──────── DATA ROWS
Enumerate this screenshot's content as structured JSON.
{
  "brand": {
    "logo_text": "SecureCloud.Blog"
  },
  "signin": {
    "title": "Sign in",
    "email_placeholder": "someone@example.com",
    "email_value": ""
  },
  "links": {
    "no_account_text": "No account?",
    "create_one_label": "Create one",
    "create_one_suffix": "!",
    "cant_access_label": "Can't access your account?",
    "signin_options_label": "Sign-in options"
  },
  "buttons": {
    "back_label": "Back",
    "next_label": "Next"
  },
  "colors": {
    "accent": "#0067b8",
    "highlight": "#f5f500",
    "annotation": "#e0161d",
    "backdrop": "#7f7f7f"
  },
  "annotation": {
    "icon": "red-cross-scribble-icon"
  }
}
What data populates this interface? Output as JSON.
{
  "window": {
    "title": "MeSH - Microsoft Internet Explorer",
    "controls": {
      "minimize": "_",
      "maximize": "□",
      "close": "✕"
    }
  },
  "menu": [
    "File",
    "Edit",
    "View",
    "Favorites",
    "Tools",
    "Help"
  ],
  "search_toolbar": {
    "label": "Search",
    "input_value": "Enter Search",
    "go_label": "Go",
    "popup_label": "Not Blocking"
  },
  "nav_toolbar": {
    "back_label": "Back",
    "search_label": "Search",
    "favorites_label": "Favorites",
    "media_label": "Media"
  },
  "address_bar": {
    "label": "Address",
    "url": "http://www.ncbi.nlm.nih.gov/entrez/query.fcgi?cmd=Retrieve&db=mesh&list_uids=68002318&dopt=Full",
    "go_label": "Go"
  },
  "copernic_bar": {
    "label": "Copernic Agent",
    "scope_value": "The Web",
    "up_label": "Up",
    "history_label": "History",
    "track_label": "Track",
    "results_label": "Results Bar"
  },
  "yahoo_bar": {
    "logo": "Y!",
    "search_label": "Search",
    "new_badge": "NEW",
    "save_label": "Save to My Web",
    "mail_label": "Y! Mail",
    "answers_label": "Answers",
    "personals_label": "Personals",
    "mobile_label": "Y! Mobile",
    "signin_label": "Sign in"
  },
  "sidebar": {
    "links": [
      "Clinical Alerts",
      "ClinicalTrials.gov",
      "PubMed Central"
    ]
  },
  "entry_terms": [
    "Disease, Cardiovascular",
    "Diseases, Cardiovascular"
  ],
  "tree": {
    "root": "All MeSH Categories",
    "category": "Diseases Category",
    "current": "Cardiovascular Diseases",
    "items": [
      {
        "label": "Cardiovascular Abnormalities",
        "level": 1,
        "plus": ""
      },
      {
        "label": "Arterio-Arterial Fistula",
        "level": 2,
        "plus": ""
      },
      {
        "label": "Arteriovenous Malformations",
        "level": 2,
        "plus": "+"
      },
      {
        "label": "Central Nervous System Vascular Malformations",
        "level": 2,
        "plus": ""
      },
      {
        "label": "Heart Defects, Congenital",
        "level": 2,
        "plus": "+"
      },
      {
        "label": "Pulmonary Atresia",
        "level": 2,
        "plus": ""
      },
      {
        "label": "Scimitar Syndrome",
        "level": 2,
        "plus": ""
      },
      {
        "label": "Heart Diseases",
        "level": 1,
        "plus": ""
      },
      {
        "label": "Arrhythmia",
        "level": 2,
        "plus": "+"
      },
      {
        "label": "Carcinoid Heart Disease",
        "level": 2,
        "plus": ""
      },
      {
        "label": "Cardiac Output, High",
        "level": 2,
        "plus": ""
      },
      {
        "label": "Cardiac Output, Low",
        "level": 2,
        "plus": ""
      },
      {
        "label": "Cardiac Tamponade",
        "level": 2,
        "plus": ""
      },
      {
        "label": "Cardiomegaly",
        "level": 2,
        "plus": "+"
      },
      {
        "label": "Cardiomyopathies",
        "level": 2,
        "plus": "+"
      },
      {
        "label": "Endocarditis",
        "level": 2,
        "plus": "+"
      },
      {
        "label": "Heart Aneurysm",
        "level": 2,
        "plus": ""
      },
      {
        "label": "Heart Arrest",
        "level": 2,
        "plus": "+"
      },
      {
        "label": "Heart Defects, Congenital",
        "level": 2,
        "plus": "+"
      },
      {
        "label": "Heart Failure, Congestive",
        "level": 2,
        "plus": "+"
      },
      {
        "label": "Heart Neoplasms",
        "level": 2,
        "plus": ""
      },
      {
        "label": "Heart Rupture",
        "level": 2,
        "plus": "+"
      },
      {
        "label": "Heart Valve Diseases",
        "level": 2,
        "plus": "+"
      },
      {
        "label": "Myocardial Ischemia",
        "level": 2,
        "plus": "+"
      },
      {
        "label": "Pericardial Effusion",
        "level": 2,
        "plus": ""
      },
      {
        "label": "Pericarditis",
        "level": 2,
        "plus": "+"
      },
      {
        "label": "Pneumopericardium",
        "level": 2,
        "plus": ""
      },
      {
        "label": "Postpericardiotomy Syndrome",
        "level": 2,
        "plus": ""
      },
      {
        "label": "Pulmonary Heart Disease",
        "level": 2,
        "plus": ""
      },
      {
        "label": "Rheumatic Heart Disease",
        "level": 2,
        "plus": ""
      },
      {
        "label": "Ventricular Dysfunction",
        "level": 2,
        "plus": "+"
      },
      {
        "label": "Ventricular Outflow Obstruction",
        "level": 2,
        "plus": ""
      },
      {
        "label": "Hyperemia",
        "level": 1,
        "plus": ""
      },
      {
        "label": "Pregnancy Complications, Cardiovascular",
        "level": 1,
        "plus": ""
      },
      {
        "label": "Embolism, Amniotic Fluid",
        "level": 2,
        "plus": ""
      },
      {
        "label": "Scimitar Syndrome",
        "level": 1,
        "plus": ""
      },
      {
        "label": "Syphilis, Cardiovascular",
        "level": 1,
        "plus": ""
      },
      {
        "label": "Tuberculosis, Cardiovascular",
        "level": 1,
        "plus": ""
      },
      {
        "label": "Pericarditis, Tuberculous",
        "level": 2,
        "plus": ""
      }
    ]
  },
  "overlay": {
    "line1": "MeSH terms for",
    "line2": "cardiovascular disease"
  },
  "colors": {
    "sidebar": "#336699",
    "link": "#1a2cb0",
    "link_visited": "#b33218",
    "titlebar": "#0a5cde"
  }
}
────────────────
[EXERCISE INSTRUCTIONS]: Above are the records; retype every one exactly.

[RESPONSE TO THIS TASK]:
Enumerate this screenshot's content as structured JSON.
{
  "brand": {
    "logo_text": "SecureCloud.Blog"
  },
  "signin": {
    "title": "Sign in",
    "email_placeholder": "someone@example.com",
    "email_value": ""
  },
  "links": {
    "no_account_text": "No account?",
    "create_one_label": "Create one",
    "create_one_suffix": "!",
    "cant_access_label": "Can't access your account?",
    "signin_options_label": "Sign-in options"
  },
  "buttons": {
    "back_label": "Back",
    "next_label": "Next"
  },
  "colors": {
    "accent": "#0067b8",
    "highlight": "#f5f500",
    "annotation": "#e0161d",
    "backdrop": "#7f7f7f"
  },
  "annotation": {
    "icon": "red-cross-scribble-icon"
  }
}
What data populates this interface? Output as JSON.
{
  "window": {
    "title": "MeSH - Microsoft Internet Explorer",
    "controls": {
      "minimize": "_",
      "maximize": "□",
      "close": "✕"
    }
  },
  "menu": [
    "File",
    "Edit",
    "View",
    "Favorites",
    "Tools",
    "Help"
  ],
  "search_toolbar": {
    "label": "Search",
    "input_value": "Enter Search",
    "go_label": "Go",
    "popup_label": "Not Blocking"
  },
  "nav_toolbar": {
    "back_label": "Back",
    "search_label": "Search",
    "favorites_label": "Favorites",
    "media_label": "Media"
  },
  "address_bar": {
    "label": "Address",
    "url": "http://www.ncbi.nlm.nih.gov/entrez/query.fcgi?cmd=Retrieve&db=mesh&list_uids=68002318&dopt=Full",
    "go_label": "Go"
  },
  "copernic_bar": {
    "label": "Copernic Agent",
    "scope_value": "The Web",
    "up_label": "Up",
    "history_label": "History",
    "track_label": "Track",
    "results_label": "Results Bar"
  },
  "yahoo_bar": {
    "logo": "Y!",
    "search_label": "Search",
    "new_badge": "NEW",
    "save_label": "Save to My Web",
    "mail_label": "Y! Mail",
    "answers_label": "Answers",
    "personals_label": "Personals",
    "mobile_label": "Y! Mobile",
    "signin_label": "Sign in"
  },
  "sidebar": {
    "links": [
      "Clinical Alerts",
      "ClinicalTrials.gov",
      "PubMed Central"
    ]
  },
  "entry_terms": [
    "Disease, Cardiovascular",
    "Diseases, Cardiovascular"
  ],
  "tree": {
    "root": "All MeSH Categories",
    "category": "Diseases Category",
    "current": "Cardiovascular Diseases",
    "items": [
      {
        "label": "Cardiovascular Abnormalities",
        "level": 1,
        "plus": ""
      },
      {
        "label": "Arterio-Arterial Fistula",
        "level": 2,
        "plus": ""
      },
      {
        "label": "Arteriovenous Malformations",
        "level": 2,
        "plus": "+"
      },
      {
        "label": "Central Nervous System Vascular Malformations",
        "level": 2,
        "plus": ""
      },
      {
        "label": "Heart Defects, Congenital",
        "level": 2,
        "plus": "+"
      },
      {
        "label": "Pulmonary Atresia",
        "level": 2,
        "plus": ""
      },
      {
        "label": "Scimitar Syndrome",
        "level": 2,
        "plus": ""
      },
      {
        "label": "Heart Diseases",
        "level": 1,
        "plus": ""
      },
      {
        "label": "Arrhythmia",
        "level": 2,
        "plus": "+"
      },
      {
        "label": "Carcinoid Heart Disease",
        "level": 2,
        "plus": ""
      },
      {
        "label": "Cardiac Output, High",
        "level": 2,
        "plus": ""
      },
      {
        "label": "Cardiac Output, Low",
        "level": 2,
        "plus": ""
      },
      {
        "label": "Cardiac Tamponade",
        "level": 2,
        "plus": ""
      },
      {
        "label": "Cardiomegaly",
        "level": 2,
        "plus": "+"
      },
      {
        "label": "Cardiomyopathies",
        "level": 2,
        "plus": "+"
      },
      {
        "label": "Endocarditis",
        "level": 2,
        "plus": "+"
      },
      {
        "label": "Heart Aneurysm",
        "level": 2,
        "plus": ""
      },
      {
        "label": "Heart Arrest",
        "level": 2,
        "plus": "+"
      },
      {
        "label": "Heart Defects, Congenital",
        "level": 2,
        "plus": "+"
      },
      {
        "label": "Heart Failure, Congestive",
        "level": 2,
        "plus": "+"
      },
      {
        "label": "Heart Neoplasms",
        "level": 2,
        "plus": ""
      },
      {
        "label": "Heart Rupture",
        "level": 2,
        "plus": "+"
      },
      {
        "label": "Heart Valve Diseases",
        "level": 2,
        "plus": "+"
      },
      {
        "label": "Myocardial Ischemia",
        "level": 2,
        "plus": "+"
      },
      {
        "label": "Pericardial Effusion",
        "level": 2,
        "plus": ""
      },
      {
        "label": "Pericarditis",
        "level": 2,
        "plus": "+"
      },
      {
        "label": "Pneumopericardium",
        "level": 2,
        "plus": ""
      },
      {
        "label": "Postpericardiotomy Syndrome",
        "level": 2,
        "plus": ""
      },
      {
        "label": "Pulmonary Heart Disease",
        "level": 2,
        "plus": ""
      },
      {
        "label": "Rheumatic Heart Disease",
        "level": 2,
        "plus": ""
      },
      {
        "label": "Ventricular Dysfunction",
        "level": 2,
        "plus": "+"
      },
      {
        "label": "Ventricular Outflow Obstruction",
        "level": 2,
        "plus": ""
      },
      {
        "label": "Hyperemia",
        "level": 1,
        "plus": ""
      },
      {
        "label": "Pregnancy Complications, Cardiovascular",
        "level": 1,
        "plus": ""
      },
      {
        "label": "Embolism, Amniotic Fluid",
        "level": 2,
        "plus": ""
      },
      {
        "label": "Scimitar Syndrome",
        "level": 1,
        "plus": ""
      },
      {
        "label": "Syphilis, Cardiovascular",
        "level": 1,
        "plus": ""
      },
      {
        "label": "Tuberculosis, Cardiovascular",
        "level": 1,
        "plus": ""
      },
      {
        "label": "Pericarditis, Tuberculous",
        "level": 2,
        "plus": ""
      }
    ]
  },
  "overlay": {
    "line1": "MeSH terms for",
    "line2": "cardiovascular disease"
  },
  "colors": {
    "sidebar": "#336699",
    "link": "#1a2cb0",
    "link_visited": "#b33218",
    "titlebar": "#0a5cde"
  }
}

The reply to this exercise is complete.